Return every line of the entries below verbatim, changing nothing.

==== Given records ====

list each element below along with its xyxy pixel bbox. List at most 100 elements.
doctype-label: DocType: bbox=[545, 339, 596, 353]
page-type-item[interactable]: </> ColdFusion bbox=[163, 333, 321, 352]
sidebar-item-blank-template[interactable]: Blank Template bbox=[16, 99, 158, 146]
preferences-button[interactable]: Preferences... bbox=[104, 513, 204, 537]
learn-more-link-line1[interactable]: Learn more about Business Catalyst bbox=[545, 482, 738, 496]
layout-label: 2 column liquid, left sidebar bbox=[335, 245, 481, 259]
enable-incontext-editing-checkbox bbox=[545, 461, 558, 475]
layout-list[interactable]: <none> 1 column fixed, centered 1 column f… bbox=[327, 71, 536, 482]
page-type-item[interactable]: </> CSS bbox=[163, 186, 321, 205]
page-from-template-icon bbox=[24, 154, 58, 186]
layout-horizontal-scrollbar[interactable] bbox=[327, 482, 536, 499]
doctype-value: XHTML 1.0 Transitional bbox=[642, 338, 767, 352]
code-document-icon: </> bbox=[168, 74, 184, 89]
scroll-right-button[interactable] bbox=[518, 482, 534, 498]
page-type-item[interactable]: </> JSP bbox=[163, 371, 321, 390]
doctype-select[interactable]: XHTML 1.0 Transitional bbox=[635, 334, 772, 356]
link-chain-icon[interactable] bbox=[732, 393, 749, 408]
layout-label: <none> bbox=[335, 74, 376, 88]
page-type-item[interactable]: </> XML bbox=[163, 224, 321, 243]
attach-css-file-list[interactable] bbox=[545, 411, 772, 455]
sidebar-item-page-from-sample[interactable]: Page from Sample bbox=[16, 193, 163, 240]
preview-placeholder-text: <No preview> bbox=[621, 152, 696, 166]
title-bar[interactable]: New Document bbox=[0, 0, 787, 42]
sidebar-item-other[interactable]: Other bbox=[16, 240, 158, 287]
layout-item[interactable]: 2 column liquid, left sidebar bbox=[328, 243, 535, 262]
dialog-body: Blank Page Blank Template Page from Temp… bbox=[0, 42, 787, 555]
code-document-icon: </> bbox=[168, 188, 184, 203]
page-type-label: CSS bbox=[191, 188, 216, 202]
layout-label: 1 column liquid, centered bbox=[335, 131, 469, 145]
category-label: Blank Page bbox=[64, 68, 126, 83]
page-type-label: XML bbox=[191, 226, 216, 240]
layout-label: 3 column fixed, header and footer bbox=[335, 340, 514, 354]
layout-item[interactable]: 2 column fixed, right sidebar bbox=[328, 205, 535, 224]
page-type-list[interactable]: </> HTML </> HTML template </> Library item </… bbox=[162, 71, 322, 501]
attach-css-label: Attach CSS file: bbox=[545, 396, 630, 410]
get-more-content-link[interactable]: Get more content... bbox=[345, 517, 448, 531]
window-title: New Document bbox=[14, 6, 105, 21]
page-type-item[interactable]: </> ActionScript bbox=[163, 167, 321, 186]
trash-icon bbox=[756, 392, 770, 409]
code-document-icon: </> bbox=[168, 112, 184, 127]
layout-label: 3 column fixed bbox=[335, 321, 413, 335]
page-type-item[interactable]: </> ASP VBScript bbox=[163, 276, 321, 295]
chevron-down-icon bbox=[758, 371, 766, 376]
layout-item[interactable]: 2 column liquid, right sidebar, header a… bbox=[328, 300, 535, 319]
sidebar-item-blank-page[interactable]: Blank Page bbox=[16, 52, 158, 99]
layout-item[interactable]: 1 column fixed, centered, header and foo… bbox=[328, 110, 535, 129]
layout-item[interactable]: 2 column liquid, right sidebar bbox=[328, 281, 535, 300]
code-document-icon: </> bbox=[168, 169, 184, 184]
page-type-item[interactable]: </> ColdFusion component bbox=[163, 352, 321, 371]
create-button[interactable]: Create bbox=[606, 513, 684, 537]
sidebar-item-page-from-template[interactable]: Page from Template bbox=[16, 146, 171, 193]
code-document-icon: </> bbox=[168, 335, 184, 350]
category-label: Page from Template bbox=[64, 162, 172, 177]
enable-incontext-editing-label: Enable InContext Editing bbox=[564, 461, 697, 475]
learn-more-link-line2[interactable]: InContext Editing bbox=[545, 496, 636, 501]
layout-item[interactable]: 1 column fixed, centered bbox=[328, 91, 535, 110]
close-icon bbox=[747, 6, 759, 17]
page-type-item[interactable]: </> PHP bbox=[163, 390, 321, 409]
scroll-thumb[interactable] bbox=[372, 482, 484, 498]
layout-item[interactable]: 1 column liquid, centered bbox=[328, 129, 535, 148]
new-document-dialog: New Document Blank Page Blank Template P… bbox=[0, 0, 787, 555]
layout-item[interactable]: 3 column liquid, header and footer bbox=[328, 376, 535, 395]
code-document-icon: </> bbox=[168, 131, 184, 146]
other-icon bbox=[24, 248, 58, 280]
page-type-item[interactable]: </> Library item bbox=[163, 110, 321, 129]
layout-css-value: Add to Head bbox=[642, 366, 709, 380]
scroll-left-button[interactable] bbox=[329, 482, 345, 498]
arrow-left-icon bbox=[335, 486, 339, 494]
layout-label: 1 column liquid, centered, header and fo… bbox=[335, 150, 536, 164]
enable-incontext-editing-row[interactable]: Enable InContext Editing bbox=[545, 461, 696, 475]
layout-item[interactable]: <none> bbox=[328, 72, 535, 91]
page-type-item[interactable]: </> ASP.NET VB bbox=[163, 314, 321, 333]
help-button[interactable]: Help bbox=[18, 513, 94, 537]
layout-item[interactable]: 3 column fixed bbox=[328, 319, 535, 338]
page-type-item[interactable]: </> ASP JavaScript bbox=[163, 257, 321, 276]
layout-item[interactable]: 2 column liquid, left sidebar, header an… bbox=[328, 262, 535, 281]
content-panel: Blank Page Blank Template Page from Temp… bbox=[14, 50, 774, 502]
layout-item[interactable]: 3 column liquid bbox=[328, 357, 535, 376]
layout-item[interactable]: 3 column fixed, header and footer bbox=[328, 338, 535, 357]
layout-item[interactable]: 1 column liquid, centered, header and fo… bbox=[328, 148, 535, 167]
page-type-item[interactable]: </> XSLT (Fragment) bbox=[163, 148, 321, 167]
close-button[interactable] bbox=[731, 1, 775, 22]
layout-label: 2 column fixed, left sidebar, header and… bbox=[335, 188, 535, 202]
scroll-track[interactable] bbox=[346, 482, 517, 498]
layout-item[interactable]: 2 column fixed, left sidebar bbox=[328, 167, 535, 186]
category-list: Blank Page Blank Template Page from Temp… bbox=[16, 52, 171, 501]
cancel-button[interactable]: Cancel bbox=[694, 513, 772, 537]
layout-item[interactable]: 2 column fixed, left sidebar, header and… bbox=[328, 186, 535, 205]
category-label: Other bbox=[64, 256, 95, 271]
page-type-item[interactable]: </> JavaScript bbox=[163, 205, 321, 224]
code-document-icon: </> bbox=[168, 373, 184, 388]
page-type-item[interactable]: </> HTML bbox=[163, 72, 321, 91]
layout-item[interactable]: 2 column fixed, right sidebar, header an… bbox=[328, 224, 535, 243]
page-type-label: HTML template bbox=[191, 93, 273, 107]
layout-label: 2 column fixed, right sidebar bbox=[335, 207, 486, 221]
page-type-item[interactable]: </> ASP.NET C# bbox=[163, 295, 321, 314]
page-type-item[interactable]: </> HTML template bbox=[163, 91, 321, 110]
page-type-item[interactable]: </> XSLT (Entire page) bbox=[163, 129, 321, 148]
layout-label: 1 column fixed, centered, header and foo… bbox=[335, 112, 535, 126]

====

Task response -
list each element below along with its xyxy pixel bbox. List at most 100 elements.
doctype-label: DocType: bbox=[545, 339, 596, 353]
page-type-item[interactable]: </> ColdFusion bbox=[163, 333, 321, 352]
sidebar-item-blank-template[interactable]: Blank Template bbox=[16, 99, 158, 146]
preferences-button[interactable]: Preferences... bbox=[104, 513, 204, 537]
learn-more-link-line1[interactable]: Learn more about Business Catalyst bbox=[545, 482, 738, 496]
layout-label: 2 column liquid, left sidebar bbox=[335, 245, 481, 259]
enable-incontext-editing-checkbox bbox=[545, 461, 558, 475]
layout-list[interactable]: <none> 1 column fixed, centered 1 column f… bbox=[327, 71, 536, 482]
page-type-item[interactable]: </> CSS bbox=[163, 186, 321, 205]
page-from-template-icon bbox=[24, 154, 58, 186]
layout-horizontal-scrollbar[interactable] bbox=[327, 482, 536, 499]
doctype-value: XHTML 1.0 Transitional bbox=[642, 338, 767, 352]
code-document-icon: </> bbox=[168, 74, 184, 89]
scroll-right-button[interactable] bbox=[518, 482, 534, 498]
page-type-item[interactable]: </> JSP bbox=[163, 371, 321, 390]
doctype-select[interactable]: XHTML 1.0 Transitional bbox=[635, 334, 772, 356]
link-chain-icon[interactable] bbox=[732, 393, 749, 408]
layout-label: <none> bbox=[335, 74, 376, 88]
page-type-item[interactable]: </> XML bbox=[163, 224, 321, 243]
attach-css-file-list[interactable] bbox=[545, 411, 772, 455]
sidebar-item-page-from-sample[interactable]: Page from Sample bbox=[16, 193, 163, 240]
preview-placeholder-text: <No preview> bbox=[621, 152, 696, 166]
title-bar[interactable]: New Document bbox=[0, 0, 787, 42]
sidebar-item-other[interactable]: Other bbox=[16, 240, 158, 287]
layout-item[interactable]: 2 column liquid, left sidebar bbox=[328, 243, 535, 262]
dialog-body: Blank Page Blank Template Page from Temp… bbox=[0, 42, 787, 555]
code-document-icon: </> bbox=[168, 188, 184, 203]
page-type-label: CSS bbox=[191, 188, 216, 202]
layout-label: 1 column liquid, centered bbox=[335, 131, 469, 145]
category-label: Blank Page bbox=[64, 68, 126, 83]
page-type-label: XML bbox=[191, 226, 216, 240]
layout-label: 3 column fixed, header and footer bbox=[335, 340, 514, 354]
layout-item[interactable]: 2 column fixed, right sidebar bbox=[328, 205, 535, 224]
page-type-list[interactable]: </> HTML </> HTML template </> Library item </… bbox=[162, 71, 322, 501]
attach-css-label: Attach CSS file: bbox=[545, 396, 630, 410]
get-more-content-link[interactable]: Get more content... bbox=[345, 517, 448, 531]
window-title: New Document bbox=[14, 6, 105, 21]
page-type-item[interactable]: </> ActionScript bbox=[163, 167, 321, 186]
trash-icon bbox=[756, 392, 770, 409]
code-document-icon: </> bbox=[168, 112, 184, 127]
layout-label: 3 column fixed bbox=[335, 321, 413, 335]
page-type-item[interactable]: </> ASP VBScript bbox=[163, 276, 321, 295]
chevron-down-icon bbox=[758, 371, 766, 376]
layout-item[interactable]: 2 column liquid, right sidebar, header a… bbox=[328, 300, 535, 319]
sidebar-item-blank-page[interactable]: Blank Page bbox=[16, 52, 158, 99]
layout-item[interactable]: 1 column fixed, centered, header and foo… bbox=[328, 110, 535, 129]
layout-item[interactable]: 2 column liquid, right sidebar bbox=[328, 281, 535, 300]
code-document-icon: </> bbox=[168, 169, 184, 184]
page-type-item[interactable]: </> ColdFusion component bbox=[163, 352, 321, 371]
create-button[interactable]: Create bbox=[606, 513, 684, 537]
sidebar-item-page-from-template[interactable]: Page from Template bbox=[16, 146, 171, 193]
code-document-icon: </> bbox=[168, 335, 184, 350]
category-label: Page from Template bbox=[64, 162, 172, 177]
enable-incontext-editing-label: Enable InContext Editing bbox=[564, 461, 697, 475]
learn-more-link-line2[interactable]: InContext Editing bbox=[545, 496, 636, 501]
layout-item[interactable]: 1 column fixed, centered bbox=[328, 91, 535, 110]
close-icon bbox=[747, 6, 759, 17]
page-type-item[interactable]: </> PHP bbox=[163, 390, 321, 409]
scroll-thumb[interactable] bbox=[372, 482, 484, 498]
layout-item[interactable]: 1 column liquid, centered bbox=[328, 129, 535, 148]
new-document-dialog: New Document Blank Page Blank Template P… bbox=[0, 0, 787, 555]
layout-item[interactable]: 3 column liquid, header and footer bbox=[328, 376, 535, 395]
code-document-icon: </> bbox=[168, 131, 184, 146]
other-icon bbox=[24, 248, 58, 280]
page-type-item[interactable]: </> Library item bbox=[163, 110, 321, 129]
layout-css-value: Add to Head bbox=[642, 366, 709, 380]
scroll-left-button[interactable] bbox=[329, 482, 345, 498]
arrow-left-icon bbox=[335, 486, 339, 494]
layout-label: 1 column liquid, centered, header and fo… bbox=[335, 150, 536, 164]
enable-incontext-editing-row[interactable]: Enable InContext Editing bbox=[545, 461, 696, 475]
layout-item[interactable]: <none> bbox=[328, 72, 535, 91]
page-type-item[interactable]: </> ASP.NET VB bbox=[163, 314, 321, 333]
help-button[interactable]: Help bbox=[18, 513, 94, 537]
layout-item[interactable]: 3 column fixed bbox=[328, 319, 535, 338]
page-type-item[interactable]: </> ASP JavaScript bbox=[163, 257, 321, 276]
layout-item[interactable]: 2 column liquid, left sidebar, header an… bbox=[328, 262, 535, 281]
content-panel: Blank Page Blank Template Page from Temp… bbox=[14, 50, 774, 502]
layout-item[interactable]: 3 column liquid bbox=[328, 357, 535, 376]
layout-item[interactable]: 3 column fixed, header and footer bbox=[328, 338, 535, 357]
layout-item[interactable]: 1 column liquid, centered, header and fo… bbox=[328, 148, 535, 167]
page-type-item[interactable]: </> XSLT (Fragment) bbox=[163, 148, 321, 167]
close-button[interactable] bbox=[731, 1, 775, 22]
layout-label: 2 column fixed, left sidebar, header and… bbox=[335, 188, 535, 202]
scroll-track[interactable] bbox=[346, 482, 517, 498]
layout-item[interactable]: 2 column fixed, left sidebar bbox=[328, 167, 535, 186]
category-list: Blank Page Blank Template Page from Temp… bbox=[16, 52, 171, 501]
cancel-button[interactable]: Cancel bbox=[694, 513, 772, 537]
layout-item[interactable]: 2 column fixed, left sidebar, header and… bbox=[328, 186, 535, 205]
category-label: Other bbox=[64, 256, 95, 271]
page-type-item[interactable]: </> JavaScript bbox=[163, 205, 321, 224]
code-document-icon: </> bbox=[168, 373, 184, 388]
page-type-item[interactable]: </> HTML bbox=[163, 72, 321, 91]
layout-item[interactable]: 2 column fixed, right sidebar, header an… bbox=[328, 224, 535, 243]
page-type-label: HTML template bbox=[191, 93, 273, 107]
layout-label: 2 column fixed, right sidebar bbox=[335, 207, 486, 221]
page-type-item[interactable]: </> ASP.NET C# bbox=[163, 295, 321, 314]
page-type-item[interactable]: </> HTML template bbox=[163, 91, 321, 110]
page-type-item[interactable]: </> XSLT (Entire page) bbox=[163, 129, 321, 148]
layout-label: 1 column fixed, centered, header and foo… bbox=[335, 112, 535, 126]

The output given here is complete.